GIVEN REQUEST:
Across the data below, how many lines hold "főtt"? Answer with that number and nothing else.

DATA FOR THIS TASK:
**********

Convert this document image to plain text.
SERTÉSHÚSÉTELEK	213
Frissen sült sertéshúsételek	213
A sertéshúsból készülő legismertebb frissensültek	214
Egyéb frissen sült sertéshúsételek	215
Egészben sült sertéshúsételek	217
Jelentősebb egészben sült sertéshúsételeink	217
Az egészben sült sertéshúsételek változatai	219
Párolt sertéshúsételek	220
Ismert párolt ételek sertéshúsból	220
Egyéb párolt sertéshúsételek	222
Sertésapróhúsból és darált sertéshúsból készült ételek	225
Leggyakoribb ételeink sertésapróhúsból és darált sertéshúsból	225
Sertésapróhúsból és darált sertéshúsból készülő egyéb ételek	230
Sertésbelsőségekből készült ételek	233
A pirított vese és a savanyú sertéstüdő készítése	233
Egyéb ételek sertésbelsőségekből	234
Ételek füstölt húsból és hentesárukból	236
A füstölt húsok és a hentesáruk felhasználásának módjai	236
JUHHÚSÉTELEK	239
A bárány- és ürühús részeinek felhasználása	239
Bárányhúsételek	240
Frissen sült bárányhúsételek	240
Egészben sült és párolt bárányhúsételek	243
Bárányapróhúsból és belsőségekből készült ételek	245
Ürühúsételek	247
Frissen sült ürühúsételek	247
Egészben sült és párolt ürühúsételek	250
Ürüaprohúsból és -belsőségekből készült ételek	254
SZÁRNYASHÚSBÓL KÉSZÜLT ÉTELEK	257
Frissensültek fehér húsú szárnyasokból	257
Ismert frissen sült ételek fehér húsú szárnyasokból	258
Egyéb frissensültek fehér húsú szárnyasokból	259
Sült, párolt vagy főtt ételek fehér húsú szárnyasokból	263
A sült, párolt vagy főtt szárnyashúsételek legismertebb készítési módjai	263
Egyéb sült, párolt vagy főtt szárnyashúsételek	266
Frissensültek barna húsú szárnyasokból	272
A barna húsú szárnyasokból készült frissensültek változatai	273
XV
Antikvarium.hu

**********

OUTPUT BELOW:
3